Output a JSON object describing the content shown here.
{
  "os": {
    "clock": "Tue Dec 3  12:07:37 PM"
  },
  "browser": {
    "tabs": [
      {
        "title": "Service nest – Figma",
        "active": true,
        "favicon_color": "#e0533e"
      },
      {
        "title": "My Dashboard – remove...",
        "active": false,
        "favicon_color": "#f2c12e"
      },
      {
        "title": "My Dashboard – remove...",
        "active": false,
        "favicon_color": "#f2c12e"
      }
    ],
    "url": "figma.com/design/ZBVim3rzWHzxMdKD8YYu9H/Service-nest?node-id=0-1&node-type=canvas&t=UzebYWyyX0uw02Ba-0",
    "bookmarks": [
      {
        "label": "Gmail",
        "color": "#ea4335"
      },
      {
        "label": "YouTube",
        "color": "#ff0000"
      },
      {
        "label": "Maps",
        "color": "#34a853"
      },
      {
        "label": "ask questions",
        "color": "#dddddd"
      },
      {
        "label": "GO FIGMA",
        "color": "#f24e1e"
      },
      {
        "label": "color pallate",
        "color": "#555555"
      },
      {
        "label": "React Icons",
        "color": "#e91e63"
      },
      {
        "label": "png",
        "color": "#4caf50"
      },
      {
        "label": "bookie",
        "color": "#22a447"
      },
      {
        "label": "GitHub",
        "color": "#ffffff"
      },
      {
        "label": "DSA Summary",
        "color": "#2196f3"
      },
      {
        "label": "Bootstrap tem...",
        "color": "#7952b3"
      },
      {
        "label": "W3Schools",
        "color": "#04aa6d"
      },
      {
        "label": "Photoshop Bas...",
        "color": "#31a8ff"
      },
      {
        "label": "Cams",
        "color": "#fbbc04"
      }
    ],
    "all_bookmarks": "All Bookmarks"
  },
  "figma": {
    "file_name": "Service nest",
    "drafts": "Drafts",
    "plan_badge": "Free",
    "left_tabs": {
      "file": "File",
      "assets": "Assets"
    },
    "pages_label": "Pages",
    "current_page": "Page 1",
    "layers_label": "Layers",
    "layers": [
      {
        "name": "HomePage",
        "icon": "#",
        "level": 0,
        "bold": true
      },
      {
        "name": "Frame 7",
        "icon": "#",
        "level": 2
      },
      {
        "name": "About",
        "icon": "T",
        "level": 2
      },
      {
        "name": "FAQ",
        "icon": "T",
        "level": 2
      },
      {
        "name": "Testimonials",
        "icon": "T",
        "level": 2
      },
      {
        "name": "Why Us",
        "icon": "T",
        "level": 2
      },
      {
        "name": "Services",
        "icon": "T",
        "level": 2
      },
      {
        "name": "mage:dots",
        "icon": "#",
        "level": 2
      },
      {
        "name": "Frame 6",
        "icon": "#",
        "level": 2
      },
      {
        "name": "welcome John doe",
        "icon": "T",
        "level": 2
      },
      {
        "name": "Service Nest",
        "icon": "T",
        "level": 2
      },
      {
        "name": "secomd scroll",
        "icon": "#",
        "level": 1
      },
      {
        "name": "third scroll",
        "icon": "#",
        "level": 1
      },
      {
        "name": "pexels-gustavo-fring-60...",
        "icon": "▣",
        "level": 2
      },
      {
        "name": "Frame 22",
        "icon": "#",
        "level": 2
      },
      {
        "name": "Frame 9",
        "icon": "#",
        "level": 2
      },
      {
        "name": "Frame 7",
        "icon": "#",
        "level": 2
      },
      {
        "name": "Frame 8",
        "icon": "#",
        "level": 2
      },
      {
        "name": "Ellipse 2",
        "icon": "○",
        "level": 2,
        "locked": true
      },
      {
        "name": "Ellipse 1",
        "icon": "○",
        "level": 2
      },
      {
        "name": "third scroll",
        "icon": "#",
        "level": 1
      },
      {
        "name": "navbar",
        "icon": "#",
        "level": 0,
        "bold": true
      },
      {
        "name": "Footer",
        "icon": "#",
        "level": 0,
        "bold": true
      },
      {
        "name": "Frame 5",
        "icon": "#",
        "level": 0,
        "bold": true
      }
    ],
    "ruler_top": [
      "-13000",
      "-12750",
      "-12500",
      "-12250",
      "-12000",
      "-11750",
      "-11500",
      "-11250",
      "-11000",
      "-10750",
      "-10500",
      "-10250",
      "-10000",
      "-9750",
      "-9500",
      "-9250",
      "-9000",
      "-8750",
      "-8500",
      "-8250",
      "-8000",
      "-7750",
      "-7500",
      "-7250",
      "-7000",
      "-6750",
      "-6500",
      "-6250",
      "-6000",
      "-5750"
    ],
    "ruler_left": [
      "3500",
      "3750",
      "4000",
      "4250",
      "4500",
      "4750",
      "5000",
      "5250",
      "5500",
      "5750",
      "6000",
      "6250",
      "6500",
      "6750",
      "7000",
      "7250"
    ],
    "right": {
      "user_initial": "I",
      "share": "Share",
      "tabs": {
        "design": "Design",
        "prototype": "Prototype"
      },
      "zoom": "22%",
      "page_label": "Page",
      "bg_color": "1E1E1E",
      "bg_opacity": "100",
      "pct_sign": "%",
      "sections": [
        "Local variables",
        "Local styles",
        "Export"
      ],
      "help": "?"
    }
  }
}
######
• Stated goal:
Your task is to repeat every entry exactly.

• Solution to this task:
Output a JSON object describing the content shown here.
{
  "os": {
    "clock": "Tue Dec 3  12:07:37 PM"
  },
  "browser": {
    "tabs": [
      {
        "title": "Service nest – Figma",
        "active": true,
        "favicon_color": "#e0533e"
      },
      {
        "title": "My Dashboard – remove...",
        "active": false,
        "favicon_color": "#f2c12e"
      },
      {
        "title": "My Dashboard – remove...",
        "active": false,
        "favicon_color": "#f2c12e"
      }
    ],
    "url": "figma.com/design/ZBVim3rzWHzxMdKD8YYu9H/Service-nest?node-id=0-1&node-type=canvas&t=UzebYWyyX0uw02Ba-0",
    "bookmarks": [
      {
        "label": "Gmail",
        "color": "#ea4335"
      },
      {
        "label": "YouTube",
        "color": "#ff0000"
      },
      {
        "label": "Maps",
        "color": "#34a853"
      },
      {
        "label": "ask questions",
        "color": "#dddddd"
      },
      {
        "label": "GO FIGMA",
        "color": "#f24e1e"
      },
      {
        "label": "color pallate",
        "color": "#555555"
      },
      {
        "label": "React Icons",
        "color": "#e91e63"
      },
      {
        "label": "png",
        "color": "#4caf50"
      },
      {
        "label": "bookie",
        "color": "#22a447"
      },
      {
        "label": "GitHub",
        "color": "#ffffff"
      },
      {
        "label": "DSA Summary",
        "color": "#2196f3"
      },
      {
        "label": "Bootstrap tem...",
        "color": "#7952b3"
      },
      {
        "label": "W3Schools",
        "color": "#04aa6d"
      },
      {
        "label": "Photoshop Bas...",
        "color": "#31a8ff"
      },
      {
        "label": "Cams",
        "color": "#fbbc04"
      }
    ],
    "all_bookmarks": "All Bookmarks"
  },
  "figma": {
    "file_name": "Service nest",
    "drafts": "Drafts",
    "plan_badge": "Free",
    "left_tabs": {
      "file": "File",
      "assets": "Assets"
    },
    "pages_label": "Pages",
    "current_page": "Page 1",
    "layers_label": "Layers",
    "layers": [
      {
        "name": "HomePage",
        "icon": "#",
        "level": 0,
        "bold": true
      },
      {
        "name": "Frame 7",
        "icon": "#",
        "level": 2
      },
      {
        "name": "About",
        "icon": "T",
        "level": 2
      },
      {
        "name": "FAQ",
        "icon": "T",
        "level": 2
      },
      {
        "name": "Testimonials",
        "icon": "T",
        "level": 2
      },
      {
        "name": "Why Us",
        "icon": "T",
        "level": 2
      },
      {
        "name": "Services",
        "icon": "T",
        "level": 2
      },
      {
        "name": "mage:dots",
        "icon": "#",
        "level": 2
      },
      {
        "name": "Frame 6",
        "icon": "#",
        "level": 2
      },
      {
        "name": "welcome John doe",
        "icon": "T",
        "level": 2
      },
      {
        "name": "Service Nest",
        "icon": "T",
        "level": 2
      },
      {
        "name": "secomd scroll",
        "icon": "#",
        "level": 1
      },
      {
        "name": "third scroll",
        "icon": "#",
        "level": 1
      },
      {
        "name": "pexels-gustavo-fring-60...",
        "icon": "▣",
        "level": 2
      },
      {
        "name": "Frame 22",
        "icon": "#",
        "level": 2
      },
      {
        "name": "Frame 9",
        "icon": "#",
        "level": 2
      },
      {
        "name": "Frame 7",
        "icon": "#",
        "level": 2
      },
      {
        "name": "Frame 8",
        "icon": "#",
        "level": 2
      },
      {
        "name": "Ellipse 2",
        "icon": "○",
        "level": 2,
        "locked": true
      },
      {
        "name": "Ellipse 1",
        "icon": "○",
        "level": 2
      },
      {
        "name": "third scroll",
        "icon": "#",
        "level": 1
      },
      {
        "name": "navbar",
        "icon": "#",
        "level": 0,
        "bold": true
      },
      {
        "name": "Footer",
        "icon": "#",
        "level": 0,
        "bold": true
      },
      {
        "name": "Frame 5",
        "icon": "#",
        "level": 0,
        "bold": true
      }
    ],
    "ruler_top": [
      "-13000",
      "-12750",
      "-12500",
      "-12250",
      "-12000",
      "-11750",
      "-11500",
      "-11250",
      "-11000",
      "-10750",
      "-10500",
      "-10250",
      "-10000",
      "-9750",
      "-9500",
      "-9250",
      "-9000",
      "-8750",
      "-8500",
      "-8250",
      "-8000",
      "-7750",
      "-7500",
      "-7250",
      "-7000",
      "-6750",
      "-6500",
      "-6250",
      "-6000",
      "-5750"
    ],
    "ruler_left": [
      "3500",
      "3750",
      "4000",
      "4250",
      "4500",
      "4750",
      "5000",
      "5250",
      "5500",
      "5750",
      "6000",
      "6250",
      "6500",
      "6750",
      "7000",
      "7250"
    ],
    "right": {
      "user_initial": "I",
      "share": "Share",
      "tabs": {
        "design": "Design",
        "prototype": "Prototype"
      },
      "zoom": "22%",
      "page_label": "Page",
      "bg_color": "1E1E1E",
      "bg_opacity": "100",
      "pct_sign": "%",
      "sections": [
        "Local variables",
        "Local styles",
        "Export"
      ],
      "help": "?"
    }
  }
}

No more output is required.